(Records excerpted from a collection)

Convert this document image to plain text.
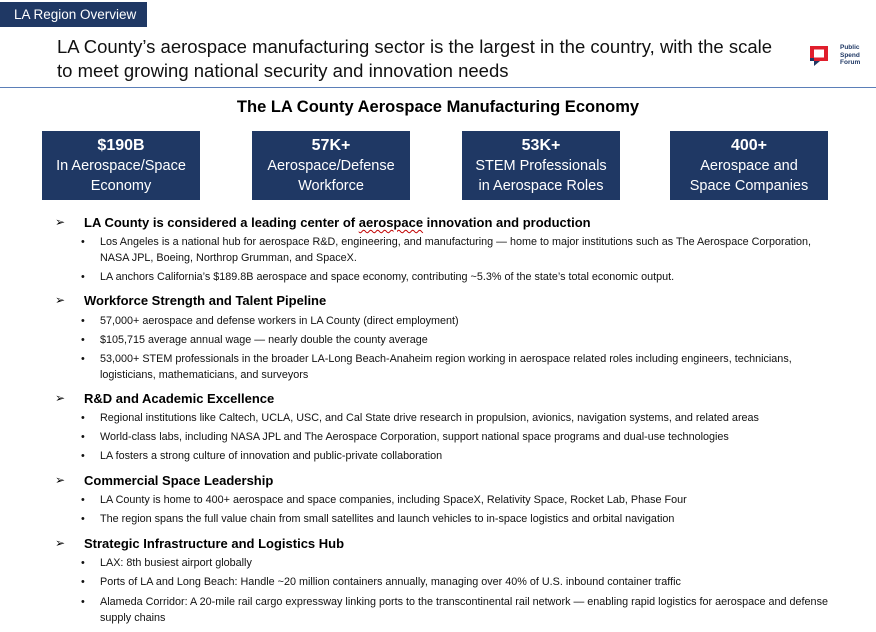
LA Region Overview
LA County’s aerospace manufacturing sector is the largest in the country, with the scale to meet growing national security and innovation needs
Public
Spend
Forum
The LA County Aerospace Manufacturing Economy
$190B
In Aerospace/Space
Economy
57K+
Aerospace/Defense
Workforce
53K+
STEM Professionals
in Aerospace Roles
400+
Aerospace and
Space Companies
➢ LA County is considered a leading center of aerospace innovation and production
•	Los Angeles is a national hub for aerospace R&D, engineering, and manufacturing — home to major institutions such as The Aerospace Corporation, NASA JPL, Boeing, Northrop Grumman, and SpaceX.
•	LA anchors California’s $189.8B aerospace and space economy, contributing ~5.3% of the state’s total economic output.
➢ Workforce Strength and Talent Pipeline
•	57,000+ aerospace and defense workers in LA County (direct employment)
•	$105,715 average annual wage — nearly double the county average
•	53,000+ STEM professionals in the broader LA-Long Beach-Anaheim region working in aerospace related roles including engineers, technicians, logisticians, mathematicians, and surveyors
➢ R&D and Academic Excellence
•	Regional institutions like Caltech, UCLA, USC, and Cal State drive research in propulsion, avionics, navigation systems, and related areas
•	World-class labs, including NASA JPL and The Aerospace Corporation, support national space programs and dual-use technologies
•	LA fosters a strong culture of innovation and public-private collaboration
➢ Commercial Space Leadership
•	LA County is home to 400+ aerospace and space companies, including SpaceX, Relativity Space, Rocket Lab, Phase Four
•	The region spans the full value chain from small satellites and launch vehicles to in-space logistics and orbital navigation
➢ Strategic Infrastructure and Logistics Hub
•	LAX: 8th busiest airport globally
•	Ports of LA and Long Beach: Handle ~20 million containers annually, managing over 40% of U.S. inbound container traffic
•	Alameda Corridor: A 20-mile rail cargo expressway linking ports to the transcontinental rail network — enabling rapid logistics for aerospace and defense supply chains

▸ **EXERCISE**
Show the lines that mention the word "innovation".

▸ **RESULT OF THIS EXERCISE**
LA County’s aerospace manufacturing sector is the largest in the country, with the scale to meet growing national security and innovation needs
➢ LA County is considered a leading center of aerospace innovation and production
•	LA fosters a strong culture of innovation and public-private collaboration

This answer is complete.